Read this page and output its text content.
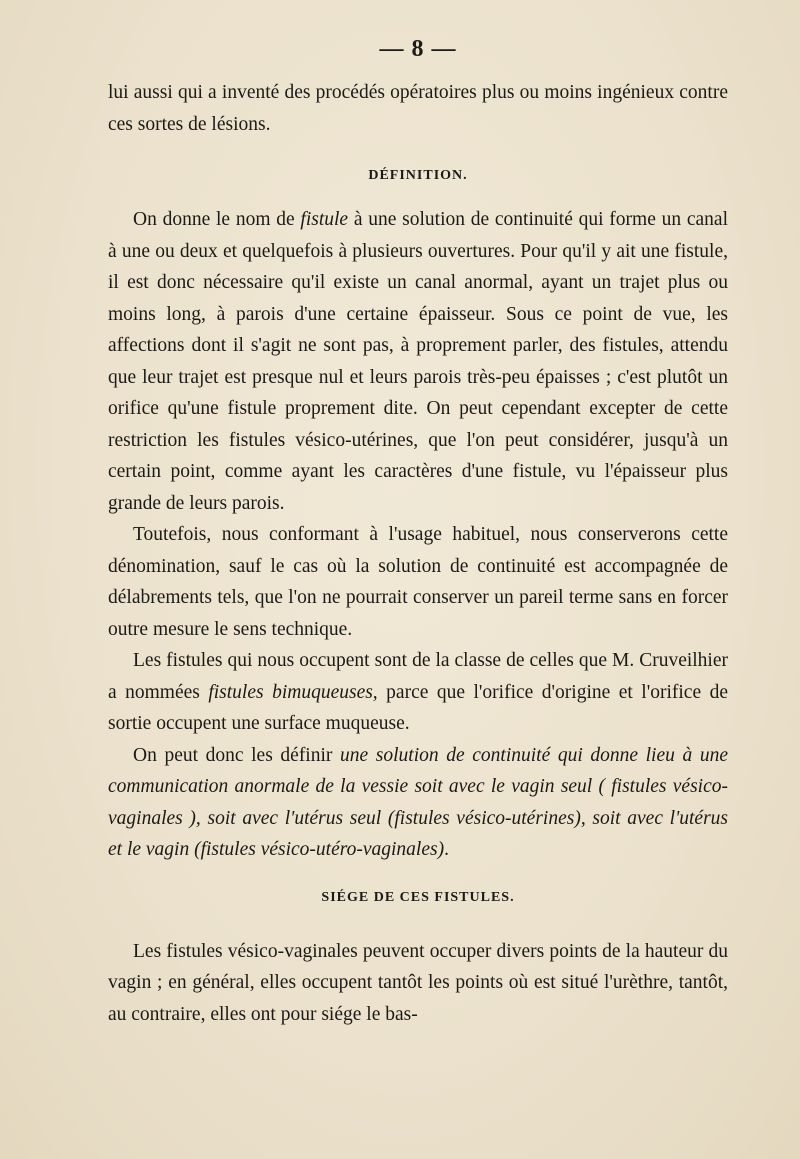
— 8 —

lui aussi qui a inventé des procédés opératoires plus ou moins ingénieux contre ces sortes de lésions.

DÉFINITION.

On donne le nom de fistule à une solution de continuité qui forme un canal à une ou deux et quelquefois à plusieurs ouvertures. Pour qu'il y ait une fistule, il est donc nécessaire qu'il existe un canal anormal, ayant un trajet plus ou moins long, à parois d'une certaine épaisseur. Sous ce point de vue, les affections dont il s'agit ne sont pas, à proprement parler, des fistules, attendu que leur trajet est presque nul et leurs parois très-peu épaisses ; c'est plutôt un orifice qu'une fistule proprement dite. On peut cependant excepter de cette restriction les fistules vésico-utérines, que l'on peut considérer, jusqu'à un certain point, comme ayant les caractères d'une fistule, vu l'épaisseur plus grande de leurs parois.

Toutefois, nous conformant à l'usage habituel, nous conserverons cette dénomination, sauf le cas où la solution de continuité est accompagnée de délabrements tels, que l'on ne pourrait conserver un pareil terme sans en forcer outre mesure le sens technique.

Les fistules qui nous occupent sont de la classe de celles que M. Cruveilhier a nommées fistules bimuqueuses, parce que l'orifice d'origine et l'orifice de sortie occupent une surface muqueuse.

On peut donc les définir une solution de continuité qui donne lieu à une communication anormale de la vessie soit avec le vagin seul ( fistules vésico-vaginales ), soit avec l'utérus seul (fistules vésico-utérines), soit avec l'utérus et le vagin (fistules vésico-utéro-vaginales).

SIÉGE DE CES FISTULES.

Les fistules vésico-vaginales peuvent occuper divers points de la hauteur du vagin ; en général, elles occupent tantôt les points où est situé l'urèthre, tantôt, au contraire, elles ont pour siége le bas-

++++++++++

Problem to work on: Quote all the records verbatim, dropping any pictures from your copy.

The completed task:
Read this page and output its text content.
— 8 —

lui aussi qui a inventé des procédés opératoires plus ou moins ingénieux contre ces sortes de lésions.

DÉFINITION.

On donne le nom de fistule à une solution de continuité qui forme un canal à une ou deux et quelquefois à plusieurs ouvertures. Pour qu'il y ait une fistule, il est donc nécessaire qu'il existe un canal anormal, ayant un trajet plus ou moins long, à parois d'une certaine épaisseur. Sous ce point de vue, les affections dont il s'agit ne sont pas, à proprement parler, des fistules, attendu que leur trajet est presque nul et leurs parois très-peu épaisses ; c'est plutôt un orifice qu'une fistule proprement dite. On peut cependant excepter de cette restriction les fistules vésico-utérines, que l'on peut considérer, jusqu'à un certain point, comme ayant les caractères d'une fistule, vu l'épaisseur plus grande de leurs parois.

Toutefois, nous conformant à l'usage habituel, nous conserverons cette dénomination, sauf le cas où la solution de continuité est accompagnée de délabrements tels, que l'on ne pourrait conserver un pareil terme sans en forcer outre mesure le sens technique.

Les fistules qui nous occupent sont de la classe de celles que M. Cruveilhier a nommées fistules bimuqueuses, parce que l'orifice d'origine et l'orifice de sortie occupent une surface muqueuse.

On peut donc les définir une solution de continuité qui donne lieu à une communication anormale de la vessie soit avec le vagin seul ( fistules vésico-vaginales ), soit avec l'utérus seul (fistules vésico-utérines), soit avec l'utérus et le vagin (fistules vésico-utéro-vaginales).

SIÉGE DE CES FISTULES.

Les fistules vésico-vaginales peuvent occuper divers points de la hauteur du vagin ; en général, elles occupent tantôt les points où est situé l'urèthre, tantôt, au contraire, elles ont pour siége le bas-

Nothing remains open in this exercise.